PROBLEM TO SOLVE: Reproduce each of the items below verbatim, line for line, changing nothing.

[Start of MATERIALS PROVIDED]

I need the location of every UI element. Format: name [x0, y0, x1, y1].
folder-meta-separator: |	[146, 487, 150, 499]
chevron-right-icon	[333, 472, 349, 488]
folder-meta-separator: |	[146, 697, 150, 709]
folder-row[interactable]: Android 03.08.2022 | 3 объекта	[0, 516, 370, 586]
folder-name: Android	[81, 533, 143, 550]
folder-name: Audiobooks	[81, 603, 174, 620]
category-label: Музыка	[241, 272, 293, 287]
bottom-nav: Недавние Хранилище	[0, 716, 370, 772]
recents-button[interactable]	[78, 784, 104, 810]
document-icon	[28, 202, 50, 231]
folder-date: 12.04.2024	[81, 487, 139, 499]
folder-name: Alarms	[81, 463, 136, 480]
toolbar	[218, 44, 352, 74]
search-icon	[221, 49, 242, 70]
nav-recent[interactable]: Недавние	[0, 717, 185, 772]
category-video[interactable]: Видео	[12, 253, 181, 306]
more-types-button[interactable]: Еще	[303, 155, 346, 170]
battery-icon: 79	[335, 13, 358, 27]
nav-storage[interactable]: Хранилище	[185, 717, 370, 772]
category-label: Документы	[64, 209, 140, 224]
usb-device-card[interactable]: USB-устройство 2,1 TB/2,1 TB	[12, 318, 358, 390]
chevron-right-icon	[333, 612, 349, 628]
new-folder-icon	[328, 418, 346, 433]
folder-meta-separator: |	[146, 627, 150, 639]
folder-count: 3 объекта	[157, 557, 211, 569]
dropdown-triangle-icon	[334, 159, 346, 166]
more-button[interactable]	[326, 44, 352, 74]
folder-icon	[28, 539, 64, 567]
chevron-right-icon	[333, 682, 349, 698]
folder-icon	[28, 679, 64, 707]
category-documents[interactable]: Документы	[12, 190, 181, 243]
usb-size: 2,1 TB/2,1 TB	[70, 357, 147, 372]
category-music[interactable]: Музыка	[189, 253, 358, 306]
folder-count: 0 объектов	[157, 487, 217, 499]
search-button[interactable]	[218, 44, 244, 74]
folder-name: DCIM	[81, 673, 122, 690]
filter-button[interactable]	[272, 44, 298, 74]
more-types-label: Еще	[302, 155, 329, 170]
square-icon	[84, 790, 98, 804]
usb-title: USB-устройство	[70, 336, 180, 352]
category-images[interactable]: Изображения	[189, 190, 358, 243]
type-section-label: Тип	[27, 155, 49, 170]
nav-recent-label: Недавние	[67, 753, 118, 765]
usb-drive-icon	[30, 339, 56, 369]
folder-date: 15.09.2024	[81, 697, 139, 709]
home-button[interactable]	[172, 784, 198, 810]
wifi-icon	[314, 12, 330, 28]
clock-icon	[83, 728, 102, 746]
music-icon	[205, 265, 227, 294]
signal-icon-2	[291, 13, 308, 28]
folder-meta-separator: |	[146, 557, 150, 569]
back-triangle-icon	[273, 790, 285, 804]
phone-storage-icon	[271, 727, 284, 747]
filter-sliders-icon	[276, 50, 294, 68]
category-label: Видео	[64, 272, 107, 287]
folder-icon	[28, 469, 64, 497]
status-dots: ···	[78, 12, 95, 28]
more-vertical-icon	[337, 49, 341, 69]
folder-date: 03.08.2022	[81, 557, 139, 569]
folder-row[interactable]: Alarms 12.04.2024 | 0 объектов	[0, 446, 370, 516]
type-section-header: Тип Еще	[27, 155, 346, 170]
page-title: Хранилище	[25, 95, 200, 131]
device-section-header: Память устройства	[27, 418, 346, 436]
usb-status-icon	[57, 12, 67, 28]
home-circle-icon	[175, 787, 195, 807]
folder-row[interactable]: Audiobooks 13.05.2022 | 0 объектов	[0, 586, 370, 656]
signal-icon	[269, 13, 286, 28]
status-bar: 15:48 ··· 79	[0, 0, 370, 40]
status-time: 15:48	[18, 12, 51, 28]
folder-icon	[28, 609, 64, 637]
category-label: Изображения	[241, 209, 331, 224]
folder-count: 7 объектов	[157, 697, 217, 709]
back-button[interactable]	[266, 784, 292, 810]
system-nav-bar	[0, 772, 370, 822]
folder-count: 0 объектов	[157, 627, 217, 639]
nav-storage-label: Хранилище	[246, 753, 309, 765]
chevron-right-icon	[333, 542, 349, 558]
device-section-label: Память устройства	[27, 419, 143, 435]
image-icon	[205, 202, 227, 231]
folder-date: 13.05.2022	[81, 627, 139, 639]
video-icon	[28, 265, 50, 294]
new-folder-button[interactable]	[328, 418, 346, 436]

[End of MATERIALS PROVIDED]

TASK RESPONSE:
I need the location of every UI element. Format: name [x0, y0, x1, y1].
folder-meta-separator: |	[146, 487, 150, 499]
chevron-right-icon	[333, 472, 349, 488]
folder-meta-separator: |	[146, 697, 150, 709]
folder-row[interactable]: Android 03.08.2022 | 3 объекта	[0, 516, 370, 586]
folder-name: Android	[81, 533, 143, 550]
folder-name: Audiobooks	[81, 603, 174, 620]
category-label: Музыка	[241, 272, 293, 287]
bottom-nav: Недавние Хранилище	[0, 716, 370, 772]
recents-button[interactable]	[78, 784, 104, 810]
document-icon	[28, 202, 50, 231]
folder-date: 12.04.2024	[81, 487, 139, 499]
folder-name: Alarms	[81, 463, 136, 480]
toolbar	[218, 44, 352, 74]
search-icon	[221, 49, 242, 70]
nav-recent[interactable]: Недавние	[0, 717, 185, 772]
category-video[interactable]: Видео	[12, 253, 181, 306]
more-types-button[interactable]: Еще	[303, 155, 346, 170]
battery-icon: 79	[335, 13, 358, 27]
nav-storage[interactable]: Хранилище	[185, 717, 370, 772]
category-label: Документы	[64, 209, 140, 224]
usb-device-card[interactable]: USB-устройство 2,1 TB/2,1 TB	[12, 318, 358, 390]
chevron-right-icon	[333, 612, 349, 628]
new-folder-icon	[328, 418, 346, 433]
folder-meta-separator: |	[146, 627, 150, 639]
folder-count: 3 объекта	[157, 557, 211, 569]
dropdown-triangle-icon	[334, 159, 346, 166]
more-button[interactable]	[326, 44, 352, 74]
folder-icon	[28, 539, 64, 567]
chevron-right-icon	[333, 682, 349, 698]
folder-icon	[28, 679, 64, 707]
category-documents[interactable]: Документы	[12, 190, 181, 243]
usb-size: 2,1 TB/2,1 TB	[70, 357, 147, 372]
category-music[interactable]: Музыка	[189, 253, 358, 306]
folder-count: 0 объектов	[157, 487, 217, 499]
search-button[interactable]	[218, 44, 244, 74]
folder-name: DCIM	[81, 673, 122, 690]
filter-button[interactable]	[272, 44, 298, 74]
more-types-label: Еще	[302, 155, 329, 170]
square-icon	[84, 790, 98, 804]
usb-title: USB-устройство	[70, 336, 180, 352]
category-images[interactable]: Изображения	[189, 190, 358, 243]
type-section-label: Тип	[27, 155, 49, 170]
nav-recent-label: Недавние	[67, 753, 118, 765]
usb-drive-icon	[30, 339, 56, 369]
folder-date: 15.09.2024	[81, 697, 139, 709]
home-button[interactable]	[172, 784, 198, 810]
wifi-icon	[314, 12, 330, 28]
clock-icon	[83, 728, 102, 746]
music-icon	[205, 265, 227, 294]
signal-icon-2	[291, 13, 308, 28]
folder-meta-separator: |	[146, 557, 150, 569]
back-triangle-icon	[273, 790, 285, 804]
phone-storage-icon	[271, 727, 284, 747]
filter-sliders-icon	[276, 50, 294, 68]
category-label: Видео	[64, 272, 107, 287]
folder-icon	[28, 469, 64, 497]
status-dots: ···	[78, 12, 95, 28]
more-vertical-icon	[337, 49, 341, 69]
folder-date: 03.08.2022	[81, 557, 139, 569]
folder-row[interactable]: Alarms 12.04.2024 | 0 объектов	[0, 446, 370, 516]
type-section-header: Тип Еще	[27, 155, 346, 170]
page-title: Хранилище	[25, 95, 200, 131]
device-section-header: Память устройства	[27, 418, 346, 436]
usb-status-icon	[57, 12, 67, 28]
home-circle-icon	[175, 787, 195, 807]
folder-row[interactable]: Audiobooks 13.05.2022 | 0 объектов	[0, 586, 370, 656]
signal-icon	[269, 13, 286, 28]
status-bar: 15:48 ··· 79	[0, 0, 370, 40]
status-time: 15:48	[18, 12, 51, 28]
folder-icon	[28, 609, 64, 637]
category-label: Изображения	[241, 209, 331, 224]
folder-count: 7 объектов	[157, 697, 217, 709]
back-button[interactable]	[266, 784, 292, 810]
system-nav-bar	[0, 772, 370, 822]
folder-count: 0 объектов	[157, 627, 217, 639]
nav-storage-label: Хранилище	[246, 753, 309, 765]
chevron-right-icon	[333, 542, 349, 558]
device-section-label: Память устройства	[27, 419, 143, 435]
image-icon	[205, 202, 227, 231]
folder-date: 13.05.2022	[81, 627, 139, 639]
video-icon	[28, 265, 50, 294]
new-folder-button[interactable]	[328, 418, 346, 436]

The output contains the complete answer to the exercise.